What this task involves: Please repeat the material from its start through the line containing "column-header-delay-time: Delay Time(ms)", swapping "Device Configuration" for "Device Settings" and leaving all else unchanged.

Data for processing:
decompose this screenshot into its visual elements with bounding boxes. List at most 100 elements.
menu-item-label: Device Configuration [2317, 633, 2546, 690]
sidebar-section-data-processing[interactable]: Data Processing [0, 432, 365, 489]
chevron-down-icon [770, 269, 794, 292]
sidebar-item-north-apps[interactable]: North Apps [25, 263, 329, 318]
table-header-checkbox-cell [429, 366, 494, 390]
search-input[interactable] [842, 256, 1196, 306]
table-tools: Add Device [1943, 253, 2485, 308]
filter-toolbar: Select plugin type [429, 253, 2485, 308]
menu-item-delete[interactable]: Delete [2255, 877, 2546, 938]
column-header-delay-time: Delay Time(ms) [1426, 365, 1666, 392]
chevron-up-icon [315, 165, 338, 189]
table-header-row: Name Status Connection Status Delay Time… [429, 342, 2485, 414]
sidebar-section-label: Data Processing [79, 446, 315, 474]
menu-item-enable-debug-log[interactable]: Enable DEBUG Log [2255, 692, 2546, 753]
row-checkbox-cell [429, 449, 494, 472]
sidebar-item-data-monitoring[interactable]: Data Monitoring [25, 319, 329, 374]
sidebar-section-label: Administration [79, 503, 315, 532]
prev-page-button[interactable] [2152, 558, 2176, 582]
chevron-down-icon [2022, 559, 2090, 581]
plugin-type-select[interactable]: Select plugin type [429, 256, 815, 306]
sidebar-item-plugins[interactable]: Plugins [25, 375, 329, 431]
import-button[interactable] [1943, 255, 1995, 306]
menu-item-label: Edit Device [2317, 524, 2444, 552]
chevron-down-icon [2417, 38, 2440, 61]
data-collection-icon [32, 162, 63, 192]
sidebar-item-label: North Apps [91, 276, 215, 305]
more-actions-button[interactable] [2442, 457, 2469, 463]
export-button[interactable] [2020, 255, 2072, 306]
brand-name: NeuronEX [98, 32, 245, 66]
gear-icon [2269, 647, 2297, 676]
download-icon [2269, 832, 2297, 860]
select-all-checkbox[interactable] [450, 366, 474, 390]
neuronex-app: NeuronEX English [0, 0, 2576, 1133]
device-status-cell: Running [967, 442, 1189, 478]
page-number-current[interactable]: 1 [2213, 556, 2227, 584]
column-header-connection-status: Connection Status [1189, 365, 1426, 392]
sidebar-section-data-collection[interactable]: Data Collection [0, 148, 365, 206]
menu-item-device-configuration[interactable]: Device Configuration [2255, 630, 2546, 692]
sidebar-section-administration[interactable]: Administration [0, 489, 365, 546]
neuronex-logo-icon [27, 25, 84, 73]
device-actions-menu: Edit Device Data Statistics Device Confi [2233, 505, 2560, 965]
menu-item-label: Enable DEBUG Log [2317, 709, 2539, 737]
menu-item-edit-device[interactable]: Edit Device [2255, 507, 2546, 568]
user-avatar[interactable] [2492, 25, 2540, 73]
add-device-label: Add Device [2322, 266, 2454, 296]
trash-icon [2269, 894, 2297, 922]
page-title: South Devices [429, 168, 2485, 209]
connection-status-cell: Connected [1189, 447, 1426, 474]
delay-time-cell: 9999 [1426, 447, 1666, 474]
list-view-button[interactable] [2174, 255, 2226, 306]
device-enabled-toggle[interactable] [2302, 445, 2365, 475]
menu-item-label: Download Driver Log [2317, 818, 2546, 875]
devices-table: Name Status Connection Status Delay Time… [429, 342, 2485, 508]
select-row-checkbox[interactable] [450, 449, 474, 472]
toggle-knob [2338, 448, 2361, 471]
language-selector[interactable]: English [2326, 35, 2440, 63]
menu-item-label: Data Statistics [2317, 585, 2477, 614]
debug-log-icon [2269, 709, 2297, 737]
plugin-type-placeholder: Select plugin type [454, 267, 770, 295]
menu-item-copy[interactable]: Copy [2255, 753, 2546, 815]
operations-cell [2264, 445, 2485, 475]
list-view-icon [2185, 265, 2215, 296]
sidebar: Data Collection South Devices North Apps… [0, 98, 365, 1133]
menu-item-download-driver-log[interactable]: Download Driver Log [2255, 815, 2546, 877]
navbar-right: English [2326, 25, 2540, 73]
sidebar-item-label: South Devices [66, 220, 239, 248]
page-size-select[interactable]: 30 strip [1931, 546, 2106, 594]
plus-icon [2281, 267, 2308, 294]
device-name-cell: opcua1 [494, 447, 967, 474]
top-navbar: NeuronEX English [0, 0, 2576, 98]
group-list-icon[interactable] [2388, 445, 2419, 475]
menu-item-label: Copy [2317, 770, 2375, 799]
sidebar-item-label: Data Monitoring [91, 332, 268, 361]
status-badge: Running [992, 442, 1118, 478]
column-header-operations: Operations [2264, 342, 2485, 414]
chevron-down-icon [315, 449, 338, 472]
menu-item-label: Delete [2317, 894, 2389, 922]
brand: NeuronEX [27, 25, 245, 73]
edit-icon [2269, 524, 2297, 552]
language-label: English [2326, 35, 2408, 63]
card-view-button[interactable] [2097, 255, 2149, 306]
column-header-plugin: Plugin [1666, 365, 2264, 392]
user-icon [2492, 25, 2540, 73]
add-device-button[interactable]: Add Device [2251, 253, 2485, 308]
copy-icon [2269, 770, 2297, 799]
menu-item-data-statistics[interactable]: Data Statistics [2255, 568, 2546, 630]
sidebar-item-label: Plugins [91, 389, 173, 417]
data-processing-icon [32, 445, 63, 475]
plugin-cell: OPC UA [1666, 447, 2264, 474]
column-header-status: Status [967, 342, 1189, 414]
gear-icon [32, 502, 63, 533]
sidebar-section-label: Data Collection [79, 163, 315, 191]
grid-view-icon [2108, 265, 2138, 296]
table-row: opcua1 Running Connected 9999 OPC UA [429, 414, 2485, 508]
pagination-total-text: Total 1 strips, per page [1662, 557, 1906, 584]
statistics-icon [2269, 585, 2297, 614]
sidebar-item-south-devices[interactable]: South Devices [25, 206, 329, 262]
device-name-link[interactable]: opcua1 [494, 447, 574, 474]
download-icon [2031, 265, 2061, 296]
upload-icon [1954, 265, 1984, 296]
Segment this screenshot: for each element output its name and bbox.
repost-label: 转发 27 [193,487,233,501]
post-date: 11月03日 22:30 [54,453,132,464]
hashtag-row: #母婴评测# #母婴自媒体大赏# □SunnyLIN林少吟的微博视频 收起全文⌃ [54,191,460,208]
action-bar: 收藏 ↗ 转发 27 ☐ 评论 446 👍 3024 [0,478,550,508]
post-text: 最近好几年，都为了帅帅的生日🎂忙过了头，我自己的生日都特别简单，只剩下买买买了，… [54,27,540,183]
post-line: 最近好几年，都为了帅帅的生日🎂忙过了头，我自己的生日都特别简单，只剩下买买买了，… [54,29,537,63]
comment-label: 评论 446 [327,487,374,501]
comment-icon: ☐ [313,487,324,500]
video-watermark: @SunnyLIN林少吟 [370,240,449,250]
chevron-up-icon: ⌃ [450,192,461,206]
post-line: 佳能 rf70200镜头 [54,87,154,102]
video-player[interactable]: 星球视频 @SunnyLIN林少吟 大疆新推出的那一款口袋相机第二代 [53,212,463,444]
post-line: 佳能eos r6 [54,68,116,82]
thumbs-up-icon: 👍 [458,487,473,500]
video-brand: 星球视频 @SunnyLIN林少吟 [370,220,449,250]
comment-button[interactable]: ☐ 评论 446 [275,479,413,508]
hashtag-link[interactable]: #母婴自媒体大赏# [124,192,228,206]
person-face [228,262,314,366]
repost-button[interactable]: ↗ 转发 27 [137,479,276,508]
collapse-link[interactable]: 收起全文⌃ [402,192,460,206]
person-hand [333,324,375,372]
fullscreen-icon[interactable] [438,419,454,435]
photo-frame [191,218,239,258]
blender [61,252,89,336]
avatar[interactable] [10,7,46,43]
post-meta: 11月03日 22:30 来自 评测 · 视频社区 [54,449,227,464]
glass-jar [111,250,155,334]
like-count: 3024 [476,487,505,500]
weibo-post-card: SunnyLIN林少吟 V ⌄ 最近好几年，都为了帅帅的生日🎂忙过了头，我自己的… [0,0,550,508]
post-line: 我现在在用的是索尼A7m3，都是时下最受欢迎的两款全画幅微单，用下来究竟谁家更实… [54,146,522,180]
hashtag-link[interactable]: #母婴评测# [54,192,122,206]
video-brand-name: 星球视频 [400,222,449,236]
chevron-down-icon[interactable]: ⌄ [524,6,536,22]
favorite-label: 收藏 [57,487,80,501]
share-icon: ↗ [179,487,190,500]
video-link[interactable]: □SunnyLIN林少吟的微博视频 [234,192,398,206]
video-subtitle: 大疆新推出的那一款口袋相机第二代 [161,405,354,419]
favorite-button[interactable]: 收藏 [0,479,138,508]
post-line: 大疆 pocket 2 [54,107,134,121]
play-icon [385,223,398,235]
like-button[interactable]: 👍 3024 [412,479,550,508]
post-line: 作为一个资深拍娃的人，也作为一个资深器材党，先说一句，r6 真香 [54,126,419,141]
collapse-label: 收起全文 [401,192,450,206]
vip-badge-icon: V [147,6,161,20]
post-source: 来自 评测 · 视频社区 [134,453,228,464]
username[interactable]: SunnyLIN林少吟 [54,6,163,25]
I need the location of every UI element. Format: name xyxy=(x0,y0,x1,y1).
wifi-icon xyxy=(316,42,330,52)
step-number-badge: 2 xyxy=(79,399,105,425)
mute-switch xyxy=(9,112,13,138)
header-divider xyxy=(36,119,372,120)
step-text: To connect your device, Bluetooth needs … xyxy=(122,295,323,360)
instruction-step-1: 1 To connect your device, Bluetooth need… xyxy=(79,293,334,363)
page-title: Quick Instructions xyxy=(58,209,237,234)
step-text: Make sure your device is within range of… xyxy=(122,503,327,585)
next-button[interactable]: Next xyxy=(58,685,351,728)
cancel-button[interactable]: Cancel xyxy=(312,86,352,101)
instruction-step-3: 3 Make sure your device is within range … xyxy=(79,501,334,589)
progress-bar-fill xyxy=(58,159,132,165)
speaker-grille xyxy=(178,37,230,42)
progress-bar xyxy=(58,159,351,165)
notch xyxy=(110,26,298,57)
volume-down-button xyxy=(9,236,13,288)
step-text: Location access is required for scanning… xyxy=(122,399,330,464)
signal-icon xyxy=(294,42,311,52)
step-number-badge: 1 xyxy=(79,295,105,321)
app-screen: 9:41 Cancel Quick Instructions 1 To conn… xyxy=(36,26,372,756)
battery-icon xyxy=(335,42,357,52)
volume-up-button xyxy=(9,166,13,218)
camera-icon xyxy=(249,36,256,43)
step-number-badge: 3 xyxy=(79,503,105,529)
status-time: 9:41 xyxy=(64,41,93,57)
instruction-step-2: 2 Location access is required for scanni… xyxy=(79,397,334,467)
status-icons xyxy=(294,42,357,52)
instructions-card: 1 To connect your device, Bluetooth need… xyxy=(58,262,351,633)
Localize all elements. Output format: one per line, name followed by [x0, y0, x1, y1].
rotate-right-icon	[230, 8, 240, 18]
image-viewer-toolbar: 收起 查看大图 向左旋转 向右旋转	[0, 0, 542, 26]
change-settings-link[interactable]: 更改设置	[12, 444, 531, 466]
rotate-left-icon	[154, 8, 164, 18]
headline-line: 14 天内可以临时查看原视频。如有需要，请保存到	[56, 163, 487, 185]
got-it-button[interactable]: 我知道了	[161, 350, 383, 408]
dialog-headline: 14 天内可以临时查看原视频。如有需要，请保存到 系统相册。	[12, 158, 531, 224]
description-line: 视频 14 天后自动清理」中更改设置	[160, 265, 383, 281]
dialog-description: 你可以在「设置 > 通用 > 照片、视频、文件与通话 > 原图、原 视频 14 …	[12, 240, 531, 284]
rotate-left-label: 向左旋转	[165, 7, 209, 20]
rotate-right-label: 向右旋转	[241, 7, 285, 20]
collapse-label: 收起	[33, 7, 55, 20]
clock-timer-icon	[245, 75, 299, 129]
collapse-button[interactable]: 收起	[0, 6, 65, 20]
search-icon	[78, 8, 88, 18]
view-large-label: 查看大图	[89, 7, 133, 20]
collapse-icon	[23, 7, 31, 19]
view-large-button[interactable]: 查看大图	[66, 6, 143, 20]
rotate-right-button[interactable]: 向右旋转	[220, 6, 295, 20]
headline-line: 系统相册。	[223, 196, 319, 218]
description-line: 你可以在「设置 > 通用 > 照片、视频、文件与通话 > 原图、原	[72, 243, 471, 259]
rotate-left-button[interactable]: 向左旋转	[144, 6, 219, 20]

Solution for this task:
decompose this screenshot into its visual elements with bounding boxes. List at most 100 elements.
menu-item-label: Device Settings [2317, 633, 2546, 690]
sidebar-section-data-processing[interactable]: Data Processing [0, 432, 365, 489]
chevron-down-icon [770, 269, 794, 292]
sidebar-item-north-apps[interactable]: North Apps [25, 263, 329, 318]
table-header-checkbox-cell [429, 366, 494, 390]
search-input[interactable] [842, 256, 1196, 306]
table-tools: Add Device [1943, 253, 2485, 308]
filter-toolbar: Select plugin type [429, 253, 2485, 308]
menu-item-delete[interactable]: Delete [2255, 877, 2546, 938]
column-header-delay-time: Delay Time(ms) [1426, 365, 1666, 392]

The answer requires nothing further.